### EXERCISE INSTRUCTIONS
Print the entries underneath word for word, omitting whatever pictures they contain.

### DATA SECTION

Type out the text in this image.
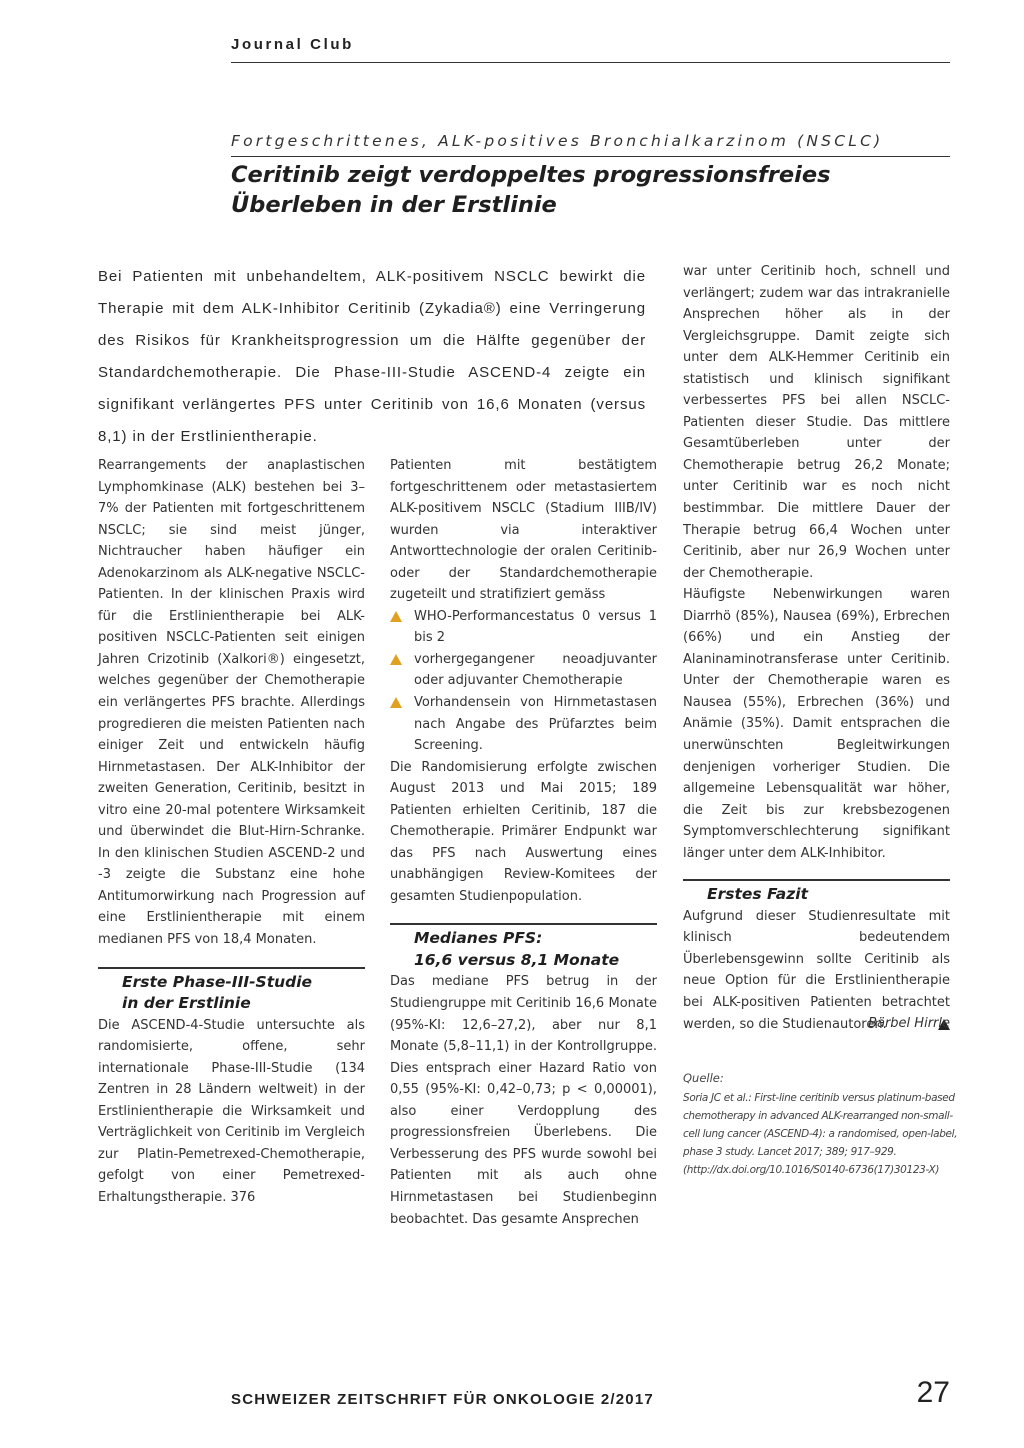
Journal Club
Fortgeschrittenes, ALK-positives Bronchialkarzinom (NSCLC)
Ceritinib zeigt verdoppeltes progressionsfreies
Überleben in der Erstlinie
Bei Patienten mit unbehandeltem, ALK-positivem NSCLC bewirkt die Therapie mit dem ALK-Inhibitor Ceritinib (Zykadia®) eine Verringerung des Risikos für Krankheitsprogression um die Hälfte gegenüber der Standardchemotherapie. Die Phase-III-Studie ASCEND-4 zeigte ein signifikant verlängertes PFS unter Ceritinib von 16,6 Monaten (versus 8,1) in der Erstlinientherapie.

Rearrangements der anaplastischen Lymphomkinase (ALK) bestehen bei 3–7% der Patienten mit fortgeschrittenem NSCLC; sie sind meist jünger, Nichtraucher haben häufiger ein Adenokarzinom als ALK-negative NSCLC-Patienten. In der klinischen Praxis wird für die Erstlinientherapie bei ALK-positiven NSCLC-Patienten seit einigen Jahren Crizotinib (Xalkori®) eingesetzt, welches gegenüber der Chemotherapie ein verlängertes PFS brachte. Allerdings progredieren die meisten Patienten nach einiger Zeit und entwickeln häufig Hirnmetastasen. Der ALK-Inhibitor der zweiten Generation, Ceritinib, besitzt in vitro eine 20-mal potentere Wirksamkeit und überwindet die Blut-Hirn-Schranke. In den klinischen Studien ASCEND-2 und -3 zeigte die Substanz eine hohe Antitumorwirkung nach Progression auf eine Erstlinientherapie mit einem medianen PFS von 18,4 Monaten.

Erste Phase-III-Studie

in der Erstlinie

Die ASCEND-4-Studie untersuchte als randomisierte, offene, sehr internationale Phase-III-Studie (134 Zentren in 28 Ländern weltweit) in der Erstlinientherapie die Wirksamkeit und Verträglichkeit von Ceritinib im Vergleich zur Platin-Pemetrexed-Chemotherapie, gefolgt von einer Pemetrexed-Erhaltungstherapie. 376

Patienten mit bestätigtem fortgeschrittenem oder metastasiertem ALK-positivem NSCLC (Stadium IIIB/IV) wurden via interaktiver Antworttechnologie der oralen Ceritinib- oder der Standardchemotherapie zugeteilt und stratifiziert gemäss

WHO-Performancestatus 0 versus 1 bis 2
vorhergegangener neoadjuvanter oder adjuvanter Chemotherapie
Vorhandensein von Hirnmetastasen nach Angabe des Prüfarztes beim Screening.

Die Randomisierung erfolgte zwischen August 2013 und Mai 2015; 189 Patienten erhielten Ceritinib, 187 die Chemotherapie. Primärer Endpunkt war das PFS nach Auswertung eines unabhängigen Review-Komitees der gesamten Studienpopulation.

Medianes PFS:

16,6 versus 8,1 Monate

Das mediane PFS betrug in der Studiengruppe mit Ceritinib 16,6 Monate (95%-KI: 12,6–27,2), aber nur 8,1 Monate (5,8–11,1) in der Kontrollgruppe. Dies entsprach einer Hazard Ratio von 0,55 (95%-KI: 0,42–0,73; p < 0,00001), also einer Verdopplung des progressionsfreien Überlebens. Die Verbesserung des PFS wurde sowohl bei Patienten mit als auch ohne Hirnmetastasen bei Studienbeginn beobachtet. Das gesamte Ansprechen

war unter Ceritinib hoch, schnell und verlängert; zudem war das intrakranielle Ansprechen höher als in der Vergleichsgruppe. Damit zeigte sich unter dem ALK-Hemmer Ceritinib ein statistisch und klinisch signifikant verbessertes PFS bei allen NSCLC-Patienten dieser Studie. Das mittlere Gesamtüberleben unter der Chemotherapie betrug 26,2 Monate; unter Ceritinib war es noch nicht bestimmbar. Die mittlere Dauer der Therapie betrug 66,4 Wochen unter Ceritinib, aber nur 26,9 Wochen unter der Chemotherapie.

Häufigste Nebenwirkungen waren Diarrhö (85%), Nausea (69%), Erbrechen (66%) und ein Anstieg der Alaninaminotransferase unter Ceritinib. Unter der Chemotherapie waren es Nausea (55%), Erbrechen (36%) und Anämie (35%). Damit entsprachen die unerwünschten Begleitwirkungen denjenigen vorheriger Studien. Die allgemeine Lebensqualität war höher, die Zeit bis zur krebsbezogenen Symptomverschlechterung signifikant länger unter dem ALK-Inhibitor.

Erstes Fazit

Aufgrund dieser Studienresultate mit klinisch bedeutendem Überlebensgewinn sollte Ceritinib als neue Option für die Erstlinientherapie bei ALK-positiven Patienten betrachtet werden, so die Studienautoren.

Bärbel Hirrle
Quelle:
Soria JC et al.: First-line ceritinib versus platinum-based
chemotherapy in advanced ALK-rearranged non-small-
cell lung cancer (ASCEND-4): a randomised, open-label,
phase 3 study. Lancet 2017; 389; 917–929.
(http://dx.doi.org/10.1016/S0140-6736(17)30123-X)
SCHWEIZER ZEITSCHRIFT FÜR ONKOLOGIE 2/2017	27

### TASK RESPONSE
Type out the text in this image.
Journal Club
Fortgeschrittenes, ALK-positives Bronchialkarzinom (NSCLC)
Ceritinib zeigt verdoppeltes progressionsfreies
Überleben in der Erstlinie
Bei Patienten mit unbehandeltem, ALK-positivem NSCLC bewirkt die Therapie mit dem ALK-Inhibitor Ceritinib (Zykadia®) eine Verringerung des Risikos für Krankheitsprogression um die Hälfte gegenüber der Standardchemotherapie. Die Phase-III-Studie ASCEND-4 zeigte ein signifikant verlängertes PFS unter Ceritinib von 16,6 Monaten (versus 8,1) in der Erstlinientherapie.

Rearrangements der anaplastischen Lymphomkinase (ALK) bestehen bei 3–7% der Patienten mit fortgeschrittenem NSCLC; sie sind meist jünger, Nichtraucher haben häufiger ein Adenokarzinom als ALK-negative NSCLC-Patienten. In der klinischen Praxis wird für die Erstlinientherapie bei ALK-positiven NSCLC-Patienten seit einigen Jahren Crizotinib (Xalkori®) eingesetzt, welches gegenüber der Chemotherapie ein verlängertes PFS brachte. Allerdings progredieren die meisten Patienten nach einiger Zeit und entwickeln häufig Hirnmetastasen. Der ALK-Inhibitor der zweiten Generation, Ceritinib, besitzt in vitro eine 20-mal potentere Wirksamkeit und überwindet die Blut-Hirn-Schranke. In den klinischen Studien ASCEND-2 und -3 zeigte die Substanz eine hohe Antitumorwirkung nach Progression auf eine Erstlinientherapie mit einem medianen PFS von 18,4 Monaten.

Erste Phase-III-Studie

in der Erstlinie

Die ASCEND-4-Studie untersuchte als randomisierte, offene, sehr internationale Phase-III-Studie (134 Zentren in 28 Ländern weltweit) in der Erstlinientherapie die Wirksamkeit und Verträglichkeit von Ceritinib im Vergleich zur Platin-Pemetrexed-Chemotherapie, gefolgt von einer Pemetrexed-Erhaltungstherapie. 376

Patienten mit bestätigtem fortgeschrittenem oder metastasiertem ALK-positivem NSCLC (Stadium IIIB/IV) wurden via interaktiver Antworttechnologie der oralen Ceritinib- oder der Standardchemotherapie zugeteilt und stratifiziert gemäss

WHO-Performancestatus 0 versus 1 bis 2
vorhergegangener neoadjuvanter oder adjuvanter Chemotherapie
Vorhandensein von Hirnmetastasen nach Angabe des Prüfarztes beim Screening.

Die Randomisierung erfolgte zwischen August 2013 und Mai 2015; 189 Patienten erhielten Ceritinib, 187 die Chemotherapie. Primärer Endpunkt war das PFS nach Auswertung eines unabhängigen Review-Komitees der gesamten Studienpopulation.

Medianes PFS:

16,6 versus 8,1 Monate

Das mediane PFS betrug in der Studiengruppe mit Ceritinib 16,6 Monate (95%-KI: 12,6–27,2), aber nur 8,1 Monate (5,8–11,1) in der Kontrollgruppe. Dies entsprach einer Hazard Ratio von 0,55 (95%-KI: 0,42–0,73; p < 0,00001), also einer Verdopplung des progressionsfreien Überlebens. Die Verbesserung des PFS wurde sowohl bei Patienten mit als auch ohne Hirnmetastasen bei Studienbeginn beobachtet. Das gesamte Ansprechen

war unter Ceritinib hoch, schnell und verlängert; zudem war das intrakranielle Ansprechen höher als in der Vergleichsgruppe. Damit zeigte sich unter dem ALK-Hemmer Ceritinib ein statistisch und klinisch signifikant verbessertes PFS bei allen NSCLC-Patienten dieser Studie. Das mittlere Gesamtüberleben unter der Chemotherapie betrug 26,2 Monate; unter Ceritinib war es noch nicht bestimmbar. Die mittlere Dauer der Therapie betrug 66,4 Wochen unter Ceritinib, aber nur 26,9 Wochen unter der Chemotherapie.

Häufigste Nebenwirkungen waren Diarrhö (85%), Nausea (69%), Erbrechen (66%) und ein Anstieg der Alaninaminotransferase unter Ceritinib. Unter der Chemotherapie waren es Nausea (55%), Erbrechen (36%) und Anämie (35%). Damit entsprachen die unerwünschten Begleitwirkungen denjenigen vorheriger Studien. Die allgemeine Lebensqualität war höher, die Zeit bis zur krebsbezogenen Symptomverschlechterung signifikant länger unter dem ALK-Inhibitor.

Erstes Fazit

Aufgrund dieser Studienresultate mit klinisch bedeutendem Überlebensgewinn sollte Ceritinib als neue Option für die Erstlinientherapie bei ALK-positiven Patienten betrachtet werden, so die Studienautoren.

Bärbel Hirrle
Quelle:
Soria JC et al.: First-line ceritinib versus platinum-based
chemotherapy in advanced ALK-rearranged non-small-
cell lung cancer (ASCEND-4): a randomised, open-label,
phase 3 study. Lancet 2017; 389; 917–929.
(http://dx.doi.org/10.1016/S0140-6736(17)30123-X)
SCHWEIZER ZEITSCHRIFT FÜR ONKOLOGIE 2/2017	27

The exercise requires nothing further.